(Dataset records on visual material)
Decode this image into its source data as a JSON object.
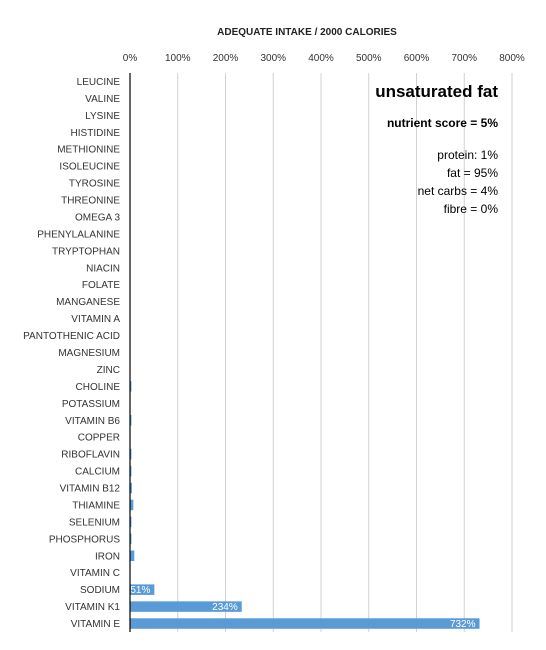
{
  "chart_data": {
    "type": "bar",
    "orientation": "horizontal",
    "title": "ADEQUATE INTAKE / 2000 CALORIES",
    "xlim": [
      0,
      800
    ],
    "x_ticks": [
      "0%",
      "100%",
      "200%",
      "300%",
      "400%",
      "500%",
      "600%",
      "700%",
      "800%"
    ],
    "grid": "vertical",
    "bar_color": "#5b9bd5",
    "categories": [
      "LEUCINE",
      "VALINE",
      "LYSINE",
      "HISTIDINE",
      "METHIONINE",
      "ISOLEUCINE",
      "TYROSINE",
      "THREONINE",
      "OMEGA 3",
      "PHENYLALANINE",
      "TRYPTOPHAN",
      "NIACIN",
      "FOLATE",
      "MANGANESE",
      "VITAMIN A",
      "PANTOTHENIC ACID",
      "MAGNESIUM",
      "ZINC",
      "CHOLINE",
      "POTASSIUM",
      "VITAMIN B6",
      "COPPER",
      "RIBOFLAVIN",
      "CALCIUM",
      "VITAMIN B12",
      "THIAMINE",
      "SELENIUM",
      "PHOSPHORUS",
      "IRON",
      "VITAMIN C",
      "SODIUM",
      "VITAMIN K1",
      "VITAMIN E"
    ],
    "values": [
      0,
      0,
      0,
      0,
      0,
      0,
      0,
      0,
      0,
      0,
      0,
      0,
      0,
      0,
      0.3,
      0.3,
      0.5,
      0.3,
      3,
      1,
      3,
      1,
      3,
      3,
      4,
      7,
      3,
      3,
      9,
      0,
      51,
      234,
      732
    ],
    "data_labels": {
      "30": "51%",
      "31": "234%",
      "32": "732%"
    }
  },
  "info": {
    "name": "unsaturated fat",
    "score": "nutrient score = 5%",
    "lines": [
      "protein: 1%",
      "fat = 95%",
      "net carbs = 4%",
      "fibre = 0%"
    ]
  }
}
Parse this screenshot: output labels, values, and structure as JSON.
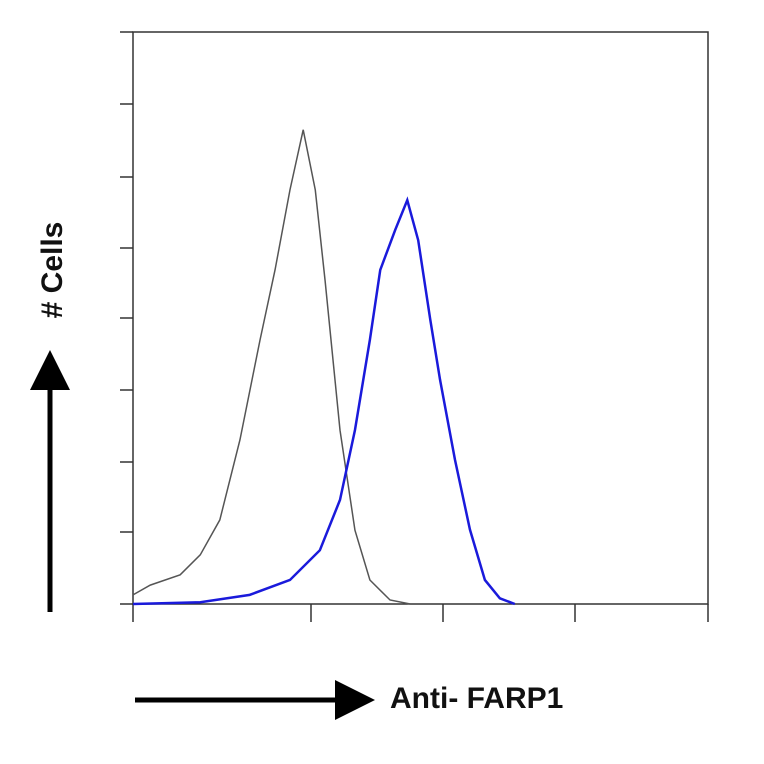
{
  "chart_data": {
    "type": "line",
    "y_label": "# Cells",
    "x_label": "Anti- FARP1",
    "xlim": [
      0,
      100
    ],
    "ylim": [
      0,
      100
    ],
    "series": [
      {
        "color": "#555555",
        "x": [
          0,
          3.0,
          8.2,
          11.7,
          15.1,
          18.6,
          22.1,
          24.7,
          27.3,
          29.6,
          31.7,
          33.4,
          36.0,
          38.6,
          41.2,
          44.7,
          48.2
        ],
        "values": [
          1.6,
          3.3,
          5.1,
          8.6,
          14.7,
          28.7,
          46.2,
          58.4,
          72.4,
          82.9,
          72.4,
          56.6,
          30.4,
          12.9,
          4.2,
          0.7,
          0
        ]
      },
      {
        "color": "#1a1adb",
        "x": [
          0,
          11.7,
          20.3,
          27.3,
          32.5,
          36.0,
          38.6,
          41.2,
          43.0,
          45.6,
          47.7,
          49.6,
          51.7,
          53.4,
          56.0,
          58.6,
          61.2,
          63.8,
          66.4
        ],
        "values": [
          0,
          0.3,
          1.6,
          4.2,
          9.4,
          18.2,
          30.4,
          46.2,
          58.4,
          65.4,
          70.6,
          63.6,
          49.7,
          39.2,
          25.2,
          13.0,
          4.2,
          1.0,
          0
        ]
      }
    ]
  }
}
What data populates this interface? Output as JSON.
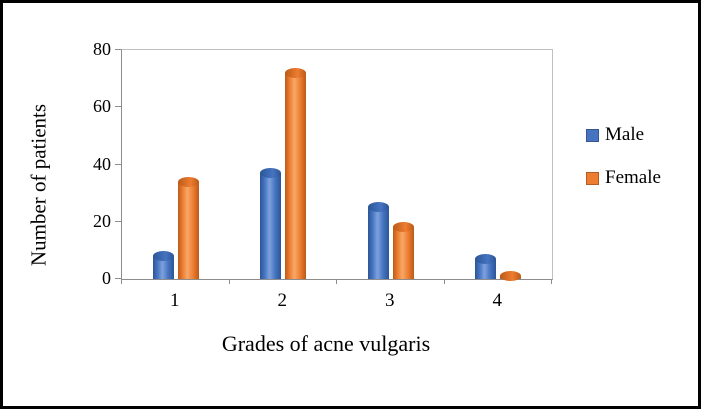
{
  "chart_data": {
    "type": "bar",
    "title": "",
    "categories": [
      "1",
      "2",
      "3",
      "4"
    ],
    "series": [
      {
        "name": "Male",
        "color": "#4674C1",
        "light": "#7FA1DD",
        "dark": "#2B5596",
        "values": [
          8,
          37,
          25,
          7
        ]
      },
      {
        "name": "Female",
        "color": "#ED7D31",
        "light": "#F7A868",
        "dark": "#BC5A17",
        "values": [
          34,
          72,
          18,
          1
        ]
      }
    ],
    "xlabel": "Grades of acne vulgaris",
    "ylabel": "Number of patients",
    "ylim": [
      0,
      80
    ],
    "yticks": [
      0,
      20,
      40,
      60,
      80
    ],
    "legend_position": "right",
    "grid": false,
    "bar_style": "cylinder"
  }
}
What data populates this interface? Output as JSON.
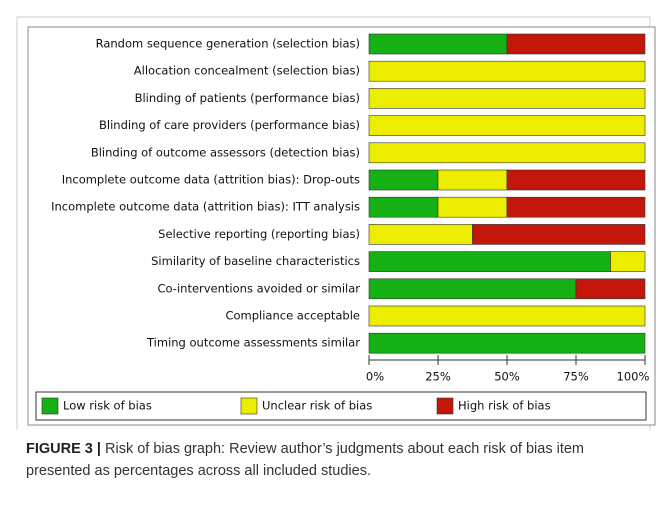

* WORK TASK *
Scan the data above for the word "name". Copy every line in which it is found.

* THE ANSWER *
    "name": "unsaturated fat",
        "name": "Male",
        "name": "Female",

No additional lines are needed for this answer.